■ Written problem
Copy all of the material word for word, except for the pictures.

(Data entries)
------------------------------------------------------------
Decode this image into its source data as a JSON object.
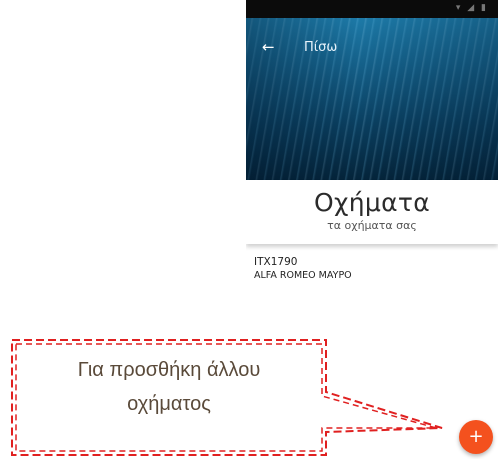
{
  "statusbar": {
    "icons": "▾ ◢ ▮"
  },
  "header": {
    "back_icon": "arrow-left-icon",
    "back_label": "Πίσω"
  },
  "title_card": {
    "title": "Οχήματα",
    "subtitle": "τα οχήματα σας"
  },
  "vehicles": [
    {
      "plate": "ITX1790",
      "description": "ALFA ROMEO MAYPO"
    }
  ],
  "fab": {
    "icon": "plus-icon",
    "label": "+",
    "color": "#f4511e"
  },
  "annotation": {
    "text_line1": "Για προσθήκη άλλου",
    "text_line2": "οχήματος",
    "border_color": "#e02020"
  }
}
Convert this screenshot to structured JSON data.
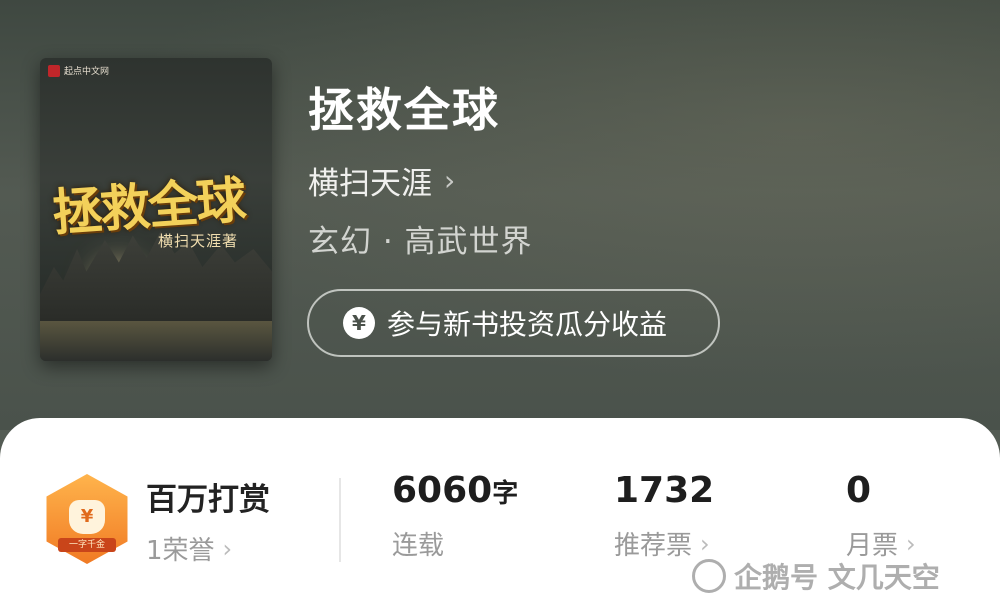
{
  "book": {
    "cover": {
      "publisher": "起点中文网",
      "title": "拯救全球",
      "author": "横扫天涯著"
    },
    "title": "拯救全球",
    "author": "横扫天涯",
    "genre": "玄幻 · 高武世界",
    "invest_button": "参与新书投资瓜分收益",
    "icons": {
      "author_chevron": "chevron-right-icon",
      "yen": "yen-icon"
    }
  },
  "stats": {
    "tip": {
      "title": "百万打赏",
      "subtitle": "1荣誉",
      "badge_text": "一字千金",
      "badge_icon": "money-bag-icon"
    },
    "words": {
      "value": "6060",
      "unit": "字",
      "label": "连载"
    },
    "recommend": {
      "value": "1732",
      "label": "推荐票"
    },
    "monthly": {
      "value": "0",
      "label": "月票"
    }
  },
  "watermark": {
    "text": "企鹅号 文几天空"
  },
  "colors": {
    "hero_bg": "#4e564f",
    "card_bg": "#ffffff",
    "badge_orange": "#f07a24",
    "cover_gold": "#f3d15a"
  }
}
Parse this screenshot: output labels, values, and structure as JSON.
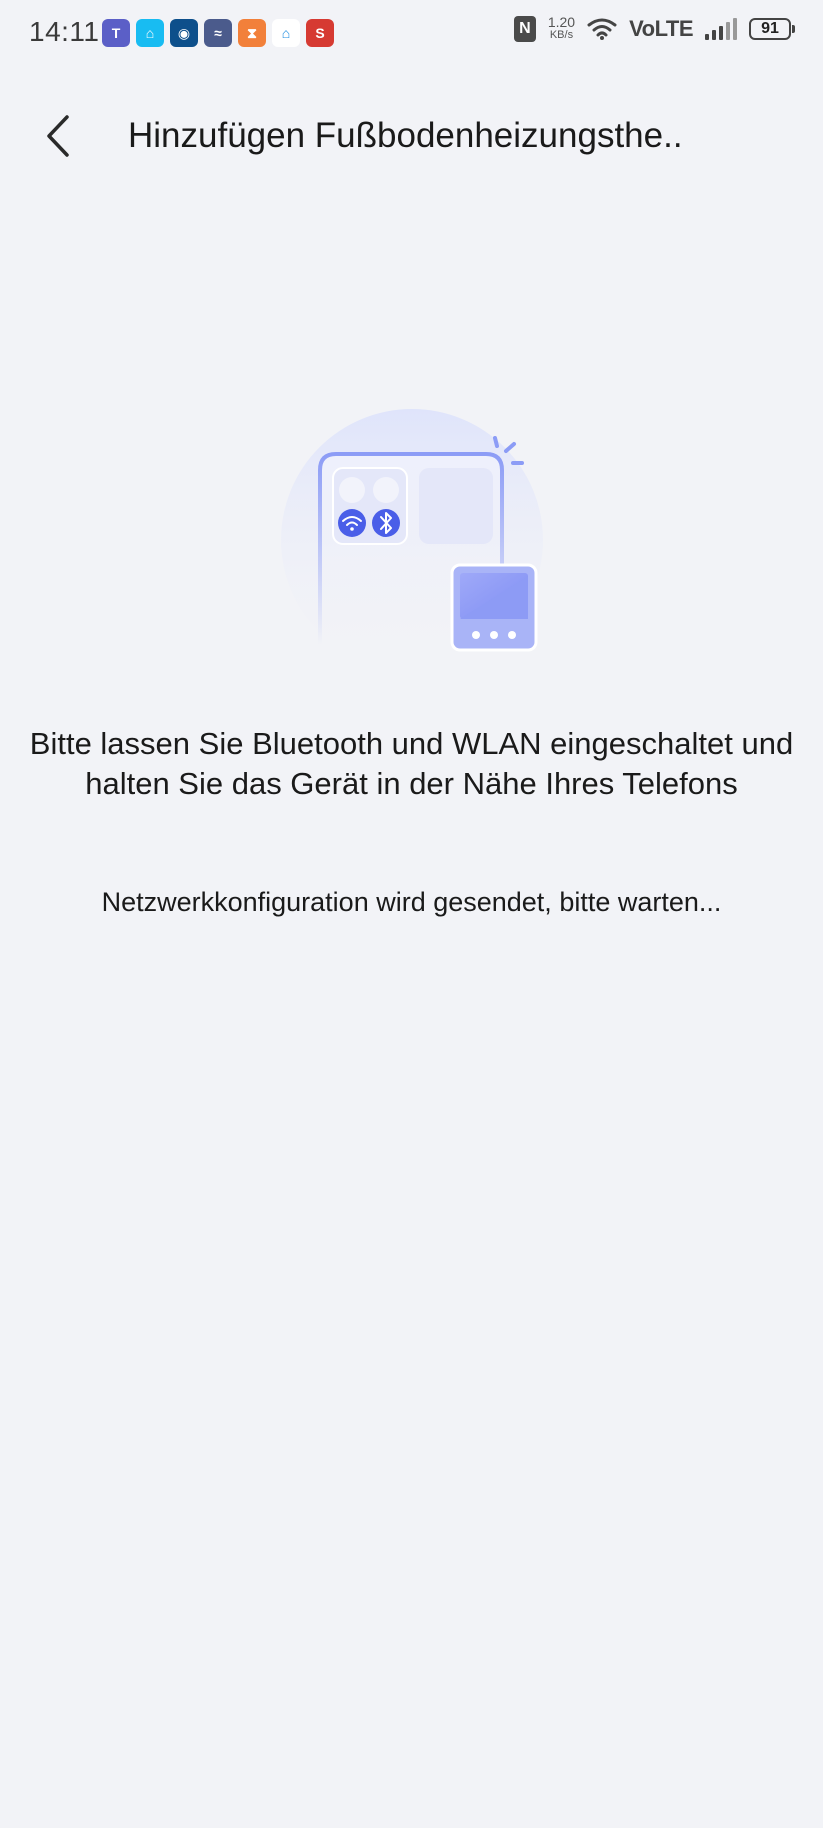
{
  "status_bar": {
    "time": "14:11",
    "app_icons": [
      {
        "name": "teams-icon",
        "color": "#5b5fc7",
        "glyph": "T"
      },
      {
        "name": "home-assistant-icon",
        "color": "#18bcf2",
        "glyph": "⌂"
      },
      {
        "name": "camera-app-icon",
        "color": "#0d4f8b",
        "glyph": "◉"
      },
      {
        "name": "aqara-icon",
        "color": "#4b5b8c",
        "glyph": "≈"
      },
      {
        "name": "hourglass-app-icon",
        "color": "#f2803a",
        "glyph": "⧗"
      },
      {
        "name": "smart-home-icon",
        "color": "#ffffff",
        "glyph": "⌂"
      },
      {
        "name": "s-app-icon",
        "color": "#d63a32",
        "glyph": "S"
      }
    ],
    "nfc_label": "N",
    "net_speed_value": "1.20",
    "net_speed_unit": "KB/s",
    "volte_label": "VoLTE",
    "battery_level": "91"
  },
  "header": {
    "back_icon": "chevron-left-icon",
    "title": "Hinzufügen Fußbodenheizungsthe.."
  },
  "main": {
    "instruction": "Bitte lassen Sie Bluetooth und WLAN eingeschaltet und halten Sie das Gerät in der Nähe Ihres Telefons",
    "status": "Netzwerkkonfiguration wird gesendet, bitte warten..."
  },
  "colors": {
    "background": "#f2f3f7",
    "accent": "#4a5ee8",
    "illustration_light": "#e3e7fb",
    "device_blue": "#8c9cf6"
  }
}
------------------------------------------------------------
■ Response to this exercise
Decode this image into its source data as a JSON object.
{
  "statusbar": {
    "icons": "▾ ◢ ▮"
  },
  "header": {
    "back_icon": "arrow-left-icon",
    "back_label": "Πίσω"
  },
  "title_card": {
    "title": "Οχήματα",
    "subtitle": "τα οχήματα σας"
  },
  "vehicles": [
    {
      "plate": "ITX1790",
      "description": "ALFA ROMEO MAYPO"
    }
  ],
  "fab": {
    "icon": "plus-icon",
    "label": "+",
    "color": "#f4511e"
  },
  "annotation": {
    "text_line1": "Για προσθήκη άλλου",
    "text_line2": "οχήματος",
    "border_color": "#e02020"
  }
}
Convert this screenshot to structured JSON data.
{
  "book": {
    "cover": {
      "publisher": "起点中文网",
      "title": "拯救全球",
      "author": "横扫天涯著"
    },
    "title": "拯救全球",
    "author": "横扫天涯",
    "genre": "玄幻 · 高武世界",
    "invest_button": "参与新书投资瓜分收益",
    "icons": {
      "author_chevron": "chevron-right-icon",
      "yen": "yen-icon"
    }
  },
  "stats": {
    "tip": {
      "title": "百万打赏",
      "subtitle": "1荣誉",
      "badge_text": "一字千金",
      "badge_icon": "money-bag-icon"
    },
    "words": {
      "value": "6060",
      "unit": "字",
      "label": "连载"
    },
    "recommend": {
      "value": "1732",
      "label": "推荐票"
    },
    "monthly": {
      "value": "0",
      "label": "月票"
    }
  },
  "watermark": {
    "text": "企鹅号 文几天空"
  },
  "colors": {
    "hero_bg": "#4e564f",
    "card_bg": "#ffffff",
    "badge_orange": "#f07a24",
    "cover_gold": "#f3d15a"
  }
}
Parse this screenshot: output labels, values, and structure as JSON.
{
  "status_bar": {
    "time": "14:11",
    "app_icons": [
      {
        "name": "teams-icon",
        "color": "#5b5fc7",
        "glyph": "T"
      },
      {
        "name": "home-assistant-icon",
        "color": "#18bcf2",
        "glyph": "⌂"
      },
      {
        "name": "camera-app-icon",
        "color": "#0d4f8b",
        "glyph": "◉"
      },
      {
        "name": "aqara-icon",
        "color": "#4b5b8c",
        "glyph": "≈"
      },
      {
        "name": "hourglass-app-icon",
        "color": "#f2803a",
        "glyph": "⧗"
      },
      {
        "name": "smart-home-icon",
        "color": "#ffffff",
        "glyph": "⌂"
      },
      {
        "name": "s-app-icon",
        "color": "#d63a32",
        "glyph": "S"
      }
    ],
    "nfc_label": "N",
    "net_speed_value": "1.20",
    "net_speed_unit": "KB/s",
    "volte_label": "VoLTE",
    "battery_level": "91"
  },
  "header": {
    "back_icon": "chevron-left-icon",
    "title": "Hinzufügen Fußbodenheizungsthe.."
  },
  "main": {
    "instruction": "Bitte lassen Sie Bluetooth und WLAN eingeschaltet und halten Sie das Gerät in der Nähe Ihres Telefons",
    "status": "Netzwerkkonfiguration wird gesendet, bitte warten..."
  },
  "colors": {
    "background": "#f2f3f7",
    "accent": "#4a5ee8",
    "illustration_light": "#e3e7fb",
    "device_blue": "#8c9cf6"
  }
}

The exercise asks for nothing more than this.